SUPPLIED ENTRIES>
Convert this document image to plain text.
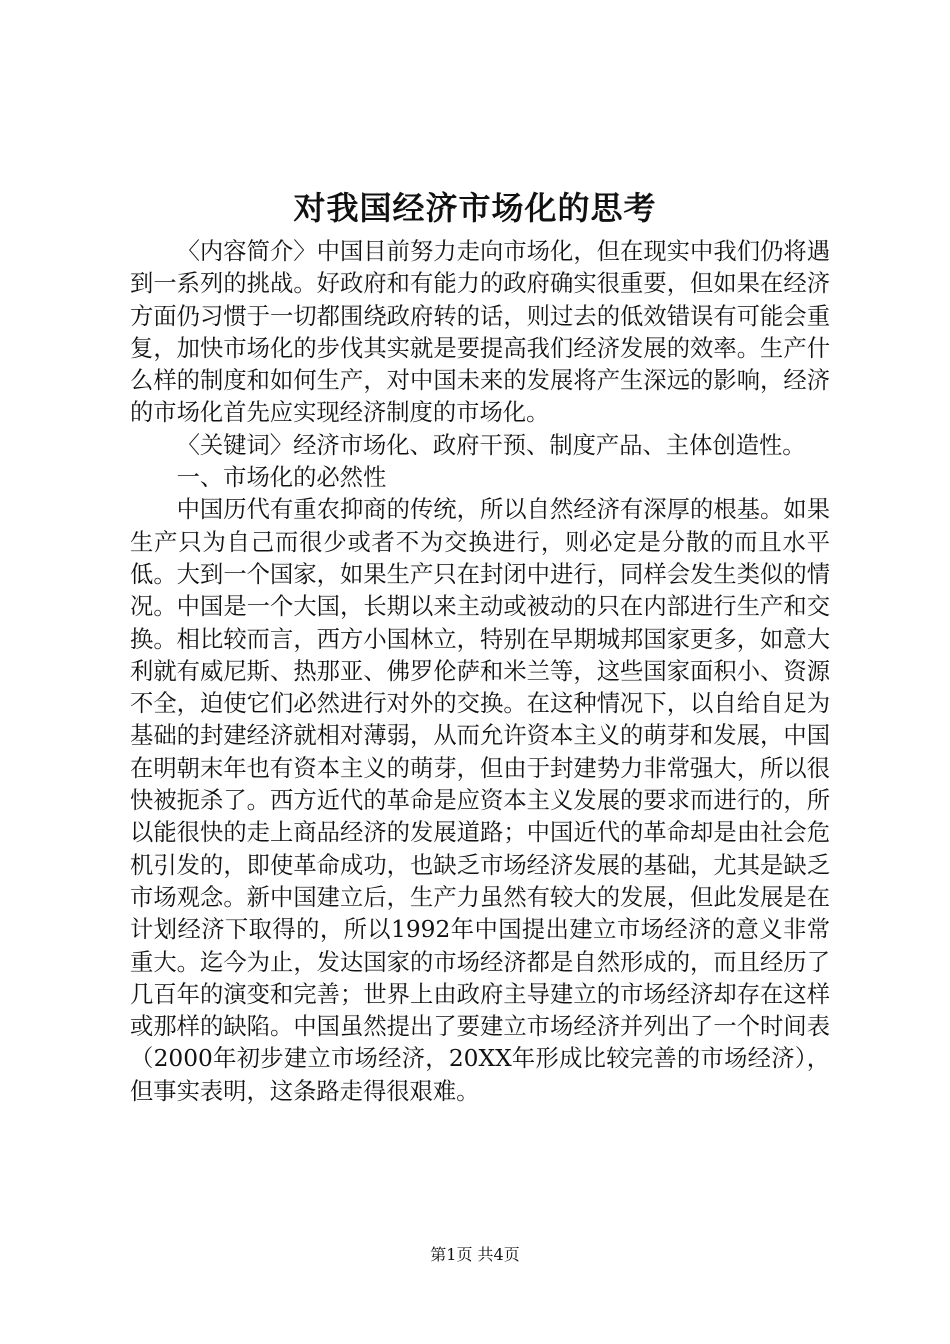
对我国经济市场化的思考

〈内容简介〉中国目前努力走向市场化，但在现实中我们仍将遇到一系列的挑战。好政府和有能力的政府确实很重要，但如果在经济方面仍习惯于一切都围绕政府转的话，则过去的低效错误有可能会重复，加快市场化的步伐其实就是要提高我们经济发展的效率。生产什么样的制度和如何生产，对中国未来的发展将产生深远的影响，经济的市场化首先应实现经济制度的市场化。

〈关键词〉经济市场化、政府干预、制度产品、主体创造性。

一、市场化的必然性

中国历代有重农抑商的传统，所以自然经济有深厚的根基。如果生产只为自己而很少或者不为交换进行，则必定是分散的而且水平低。大到一个国家，如果生产只在封闭中进行，同样会发生类似的情况。中国是一个大国，长期以来主动或被动的只在内部进行生产和交换。相比较而言，西方小国林立，特别在早期城邦国家更多，如意大利就有威尼斯、热那亚、佛罗伦萨和米兰等，这些国家面积小、资源不全，迫使它们必然进行对外的交换。在这种情况下，以自给自足为基础的封建经济就相对薄弱，从而允许资本主义的萌芽和发展，中国在明朝末年也有资本主义的萌芽，但由于封建势力非常强大，所以很快被扼杀了。西方近代的革命是应资本主义发展的要求而进行的，所以能很快的走上商品经济的发展道路；中国近代的革命却是由社会危机引发的，即使革命成功，也缺乏市场经济发展的基础，尤其是缺乏市场观念。新中国建立后，生产力虽然有较大的发展，但此发展是在计划经济下取得的，所以1992年中国提出建立市场经济的意义非常重大。迄今为止，发达国家的市场经济都是自然形成的，而且经历了几百年的演变和完善；世界上由政府主导建立的市场经济却存在这样或那样的缺陷。中国虽然提出了要建立市场经济并列出了一个时间表（2000年初步建立市场经济，20XX年形成比较完善的市场经济），但事实表明，这条路走得很艰难。

第1页 共4页
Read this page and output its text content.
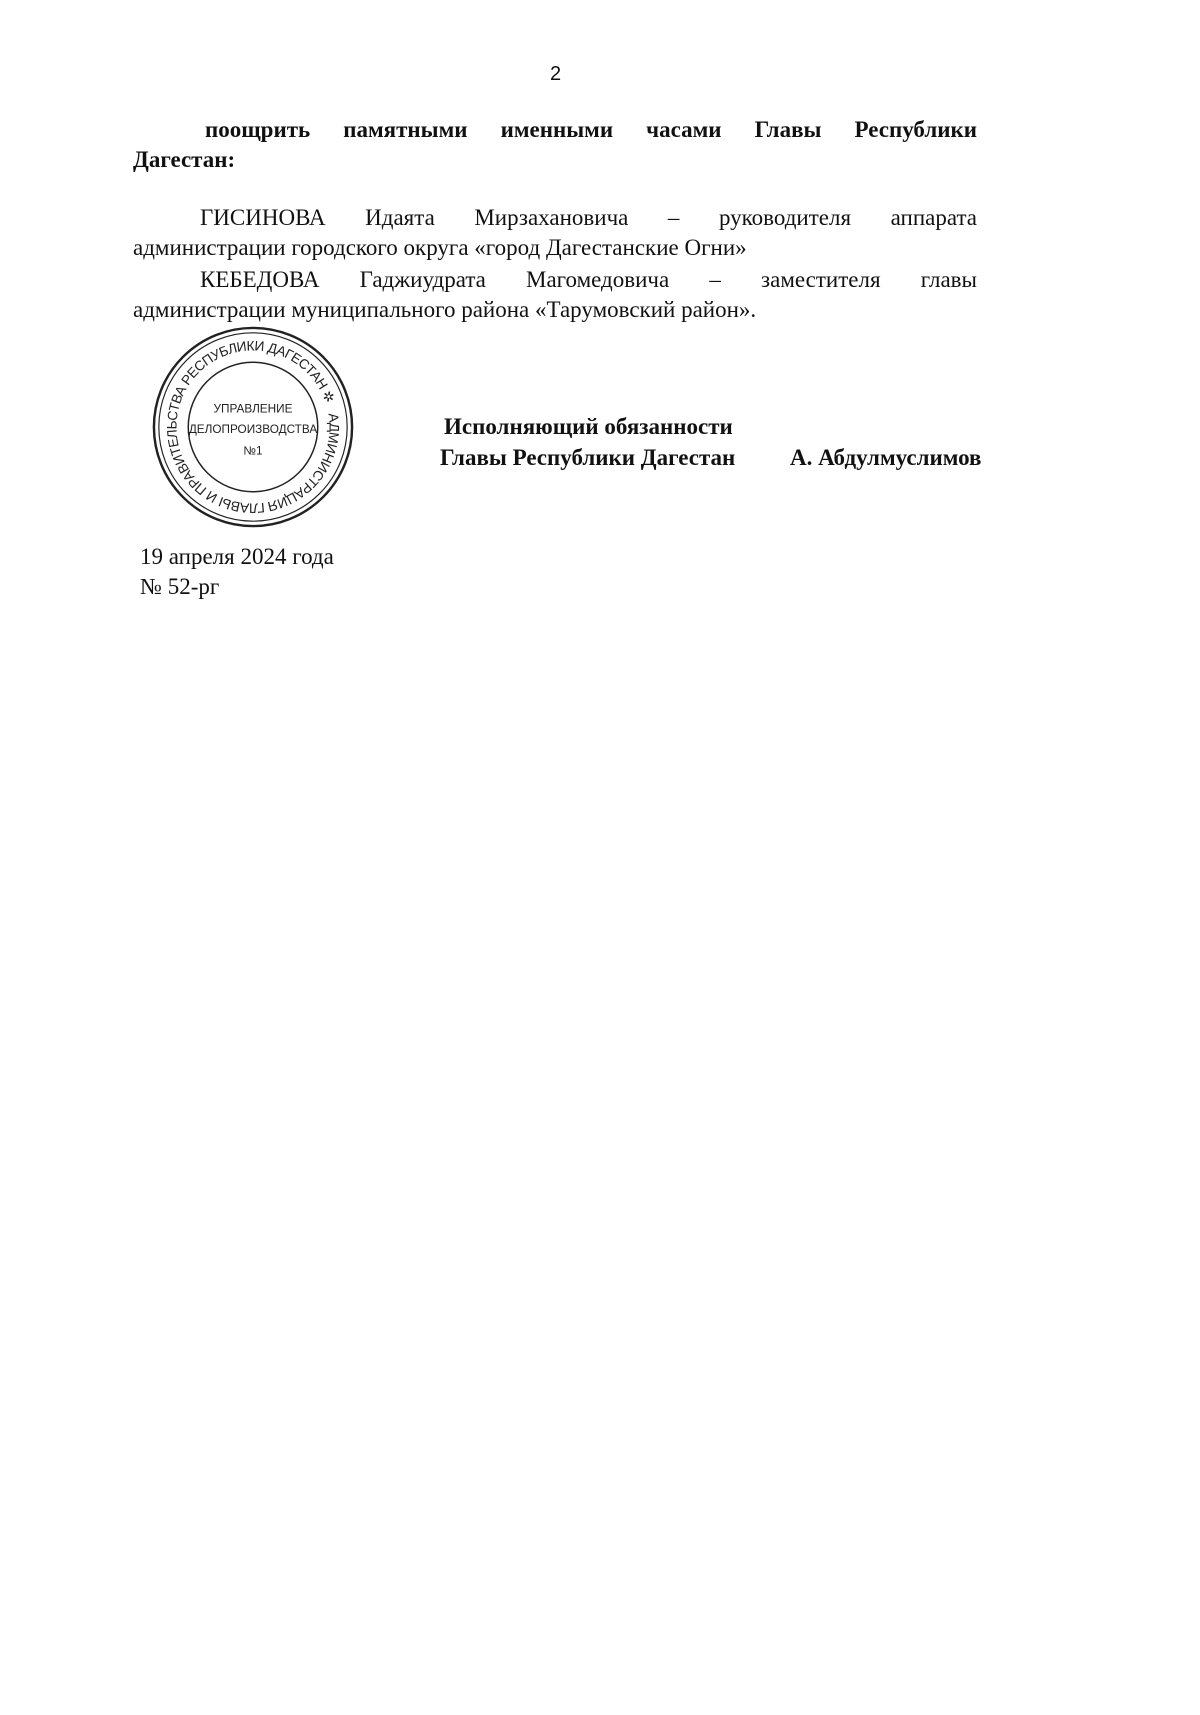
2
поощрить памятными именными часами Главы Республики
Дагестан:
ГИСИНОВА Идаята Мирзахановича – руководителя аппарата
администрации городского округа «город Дагестанские Огни»
КЕБЕДОВА Гаджиудрата Магомедовича – заместителя главы
администрации муниципального района «Тарумовский район».
АДМИНИСТРАЦИЯ ГЛАВЫ И ПРАВИТЕЛЬСТВА РЕСПУБЛИКИ ДАГЕСТАН ✲
УПРАВЛЕНИЕ
ДЕЛОПРОИЗВОДСТВА
№1
Исполняющий обязанности
Главы Республики Дагестан А. Абдулмуслимов
19 апреля 2024 года
№ 52-рг
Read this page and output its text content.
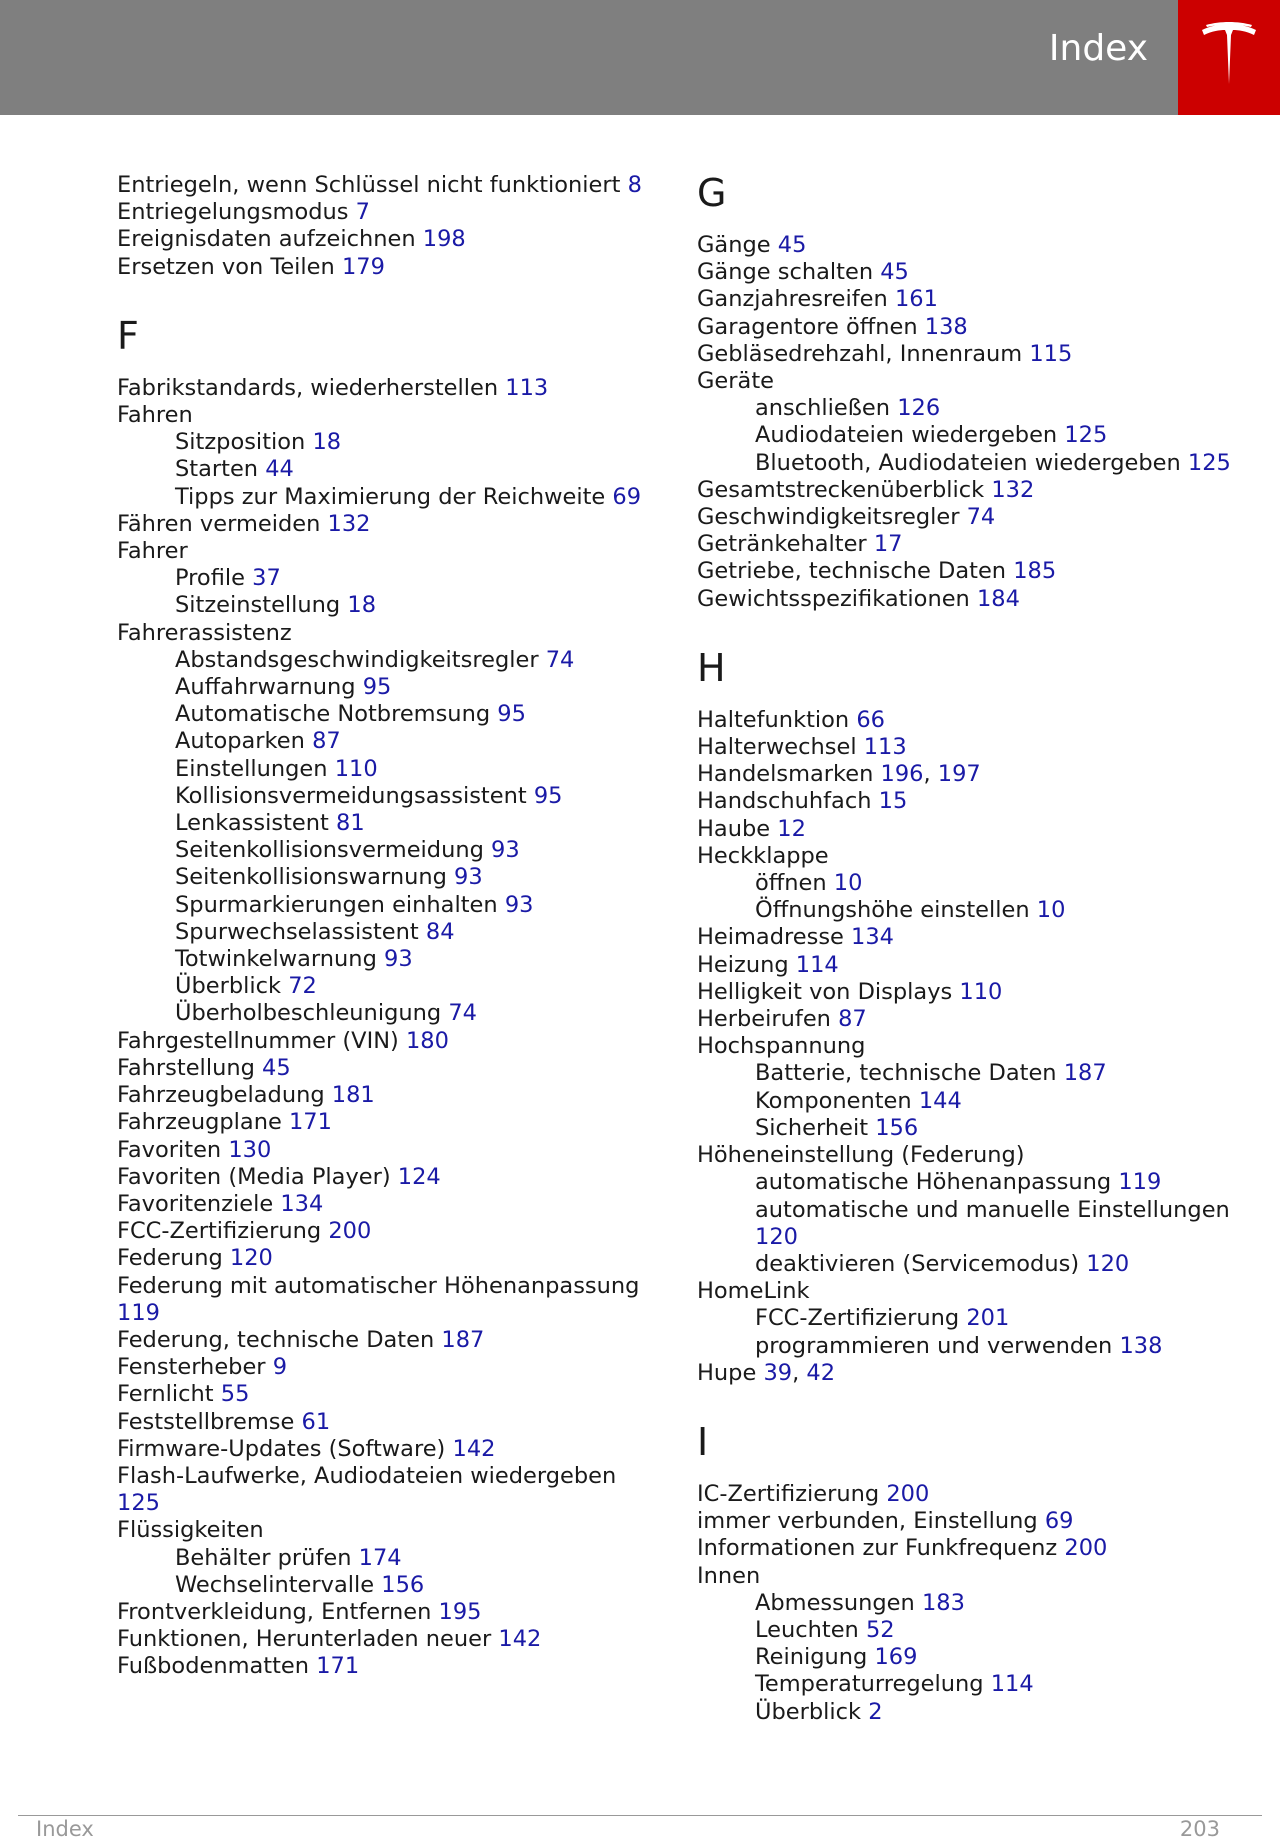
Index
Entriegeln, wenn Schlüssel nicht funktioniert 8
Entriegelungsmodus 7
Ereignisdaten aufzeichnen 198
Ersetzen von Teilen 179
F
Fabrikstandards, wiederherstellen 113
Fahren
Sitzposition 18
Starten 44
Tipps zur Maximierung der Reichweite 69
Fähren vermeiden 132
Fahrer
Profile 37
Sitzeinstellung 18
Fahrerassistenz
Abstandsgeschwindigkeitsregler 74
Auffahrwarnung 95
Automatische Notbremsung 95
Autoparken 87
Einstellungen 110
Kollisionsvermeidungsassistent 95
Lenkassistent 81
Seitenkollisionsvermeidung 93
Seitenkollisionswarnung 93
Spurmarkierungen einhalten 93
Spurwechselassistent 84
Totwinkelwarnung 93
Überblick 72
Überholbeschleunigung 74
Fahrgestellnummer (VIN) 180
Fahrstellung 45
Fahrzeugbeladung 181
Fahrzeugplane 171
Favoriten 130
Favoriten (Media Player) 124
Favoritenziele 134
FCC-Zertifizierung 200
Federung 120
Federung mit automatischer Höhenanpassung 119
Federung, technische Daten 187
Fensterheber 9
Fernlicht 55
Feststellbremse 61
Firmware-Updates (Software) 142
Flash-Laufwerke, Audiodateien wiedergeben 125
Flüssigkeiten
Behälter prüfen 174
Wechselintervalle 156
Frontverkleidung, Entfernen 195
Funktionen, Herunterladen neuer 142
Fußbodenmatten 171
G
Gänge 45
Gänge schalten 45
Ganzjahresreifen 161
Garagentore öffnen 138
Gebläsedrehzahl, Innenraum 115
Geräte
anschließen 126
Audiodateien wiedergeben 125
Bluetooth, Audiodateien wiedergeben 125
Gesamtstreckenüberblick 132
Geschwindigkeitsregler 74
Getränkehalter 17
Getriebe, technische Daten 185
Gewichtsspezifikationen 184
H
Haltefunktion 66
Halterwechsel 113
Handelsmarken 196, 197
Handschuhfach 15
Haube 12
Heckklappe
öffnen 10
Öffnungshöhe einstellen 10
Heimadresse 134
Heizung 114
Helligkeit von Displays 110
Herbeirufen 87
Hochspannung
Batterie, technische Daten 187
Komponenten 144
Sicherheit 156
Höheneinstellung (Federung)
automatische Höhenanpassung 119
automatische und manuelle Einstellungen 120
deaktivieren (Servicemodus) 120
HomeLink
FCC-Zertifizierung 201
programmieren und verwenden 138
Hupe 39, 42
I
IC-Zertifizierung 200
immer verbunden, Einstellung 69
Informationen zur Funkfrequenz 200
Innen
Abmessungen 183
Leuchten 52
Reinigung 169
Temperaturregelung 114
Überblick 2
Index	203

TO DO> Nothing in the entries above should change when they are printed again, except that the pictures are dropped.

RESULT FOR THIS EXERCISE>
Convert this document image to plain text.
对我国经济市场化的思考

〈内容简介〉中国目前努力走向市场化，但在现实中我们仍将遇到一系列的挑战。好政府和有能力的政府确实很重要，但如果在经济方面仍习惯于一切都围绕政府转的话，则过去的低效错误有可能会重复，加快市场化的步伐其实就是要提高我们经济发展的效率。生产什么样的制度和如何生产，对中国未来的发展将产生深远的影响，经济的市场化首先应实现经济制度的市场化。

〈关键词〉经济市场化、政府干预、制度产品、主体创造性。

一、市场化的必然性

中国历代有重农抑商的传统，所以自然经济有深厚的根基。如果生产只为自己而很少或者不为交换进行，则必定是分散的而且水平低。大到一个国家，如果生产只在封闭中进行，同样会发生类似的情况。中国是一个大国，长期以来主动或被动的只在内部进行生产和交换。相比较而言，西方小国林立，特别在早期城邦国家更多，如意大利就有威尼斯、热那亚、佛罗伦萨和米兰等，这些国家面积小、资源不全，迫使它们必然进行对外的交换。在这种情况下，以自给自足为基础的封建经济就相对薄弱，从而允许资本主义的萌芽和发展，中国在明朝末年也有资本主义的萌芽，但由于封建势力非常强大，所以很快被扼杀了。西方近代的革命是应资本主义发展的要求而进行的，所以能很快的走上商品经济的发展道路；中国近代的革命却是由社会危机引发的，即使革命成功，也缺乏市场经济发展的基础，尤其是缺乏市场观念。新中国建立后，生产力虽然有较大的发展，但此发展是在计划经济下取得的，所以1992年中国提出建立市场经济的意义非常重大。迄今为止，发达国家的市场经济都是自然形成的，而且经历了几百年的演变和完善；世界上由政府主导建立的市场经济却存在这样或那样的缺陷。中国虽然提出了要建立市场经济并列出了一个时间表（2000年初步建立市场经济，20XX年形成比较完善的市场经济），但事实表明，这条路走得很艰难。

第1页 共4页
Read this page and output its text content.
2
поощрить памятными именными часами Главы Республики
Дагестан:
ГИСИНОВА Идаята Мирзахановича – руководителя аппарата
администрации городского округа «город Дагестанские Огни»
КЕБЕДОВА Гаджиудрата Магомедовича – заместителя главы
администрации муниципального района «Тарумовский район».
АДМИНИСТРАЦИЯ ГЛАВЫ И ПРАВИТЕЛЬСТВА РЕСПУБЛИКИ ДАГЕСТАН ✲
УПРАВЛЕНИЕ
ДЕЛОПРОИЗВОДСТВА
№1
Исполняющий обязанности
Главы Республики Дагестан А. Абдулмуслимов
19 апреля 2024 года
№ 52-рг
Read this page and output its text content.
Index
Entriegeln, wenn Schlüssel nicht funktioniert 8
Entriegelungsmodus 7
Ereignisdaten aufzeichnen 198
Ersetzen von Teilen 179
F
Fabrikstandards, wiederherstellen 113
Fahren
Sitzposition 18
Starten 44
Tipps zur Maximierung der Reichweite 69
Fähren vermeiden 132
Fahrer
Profile 37
Sitzeinstellung 18
Fahrerassistenz
Abstandsgeschwindigkeitsregler 74
Auffahrwarnung 95
Automatische Notbremsung 95
Autoparken 87
Einstellungen 110
Kollisionsvermeidungsassistent 95
Lenkassistent 81
Seitenkollisionsvermeidung 93
Seitenkollisionswarnung 93
Spurmarkierungen einhalten 93
Spurwechselassistent 84
Totwinkelwarnung 93
Überblick 72
Überholbeschleunigung 74
Fahrgestellnummer (VIN) 180
Fahrstellung 45
Fahrzeugbeladung 181
Fahrzeugplane 171
Favoriten 130
Favoriten (Media Player) 124
Favoritenziele 134
FCC-Zertifizierung 200
Federung 120
Federung mit automatischer Höhenanpassung 119
Federung, technische Daten 187
Fensterheber 9
Fernlicht 55
Feststellbremse 61
Firmware-Updates (Software) 142
Flash-Laufwerke, Audiodateien wiedergeben 125
Flüssigkeiten
Behälter prüfen 174
Wechselintervalle 156
Frontverkleidung, Entfernen 195
Funktionen, Herunterladen neuer 142
Fußbodenmatten 171
G
Gänge 45
Gänge schalten 45
Ganzjahresreifen 161
Garagentore öffnen 138
Gebläsedrehzahl, Innenraum 115
Geräte
anschließen 126
Audiodateien wiedergeben 125
Bluetooth, Audiodateien wiedergeben 125
Gesamtstreckenüberblick 132
Geschwindigkeitsregler 74
Getränkehalter 17
Getriebe, technische Daten 185
Gewichtsspezifikationen 184
H
Haltefunktion 66
Halterwechsel 113
Handelsmarken 196, 197
Handschuhfach 15
Haube 12
Heckklappe
öffnen 10
Öffnungshöhe einstellen 10
Heimadresse 134
Heizung 114
Helligkeit von Displays 110
Herbeirufen 87
Hochspannung
Batterie, technische Daten 187
Komponenten 144
Sicherheit 156
Höheneinstellung (Federung)
automatische Höhenanpassung 119
automatische und manuelle Einstellungen 120
deaktivieren (Servicemodus) 120
HomeLink
FCC-Zertifizierung 201
programmieren und verwenden 138
Hupe 39, 42
I
IC-Zertifizierung 200
immer verbunden, Einstellung 69
Informationen zur Funkfrequenz 200
Innen
Abmessungen 183
Leuchten 52
Reinigung 169
Temperaturregelung 114
Überblick 2
Index	203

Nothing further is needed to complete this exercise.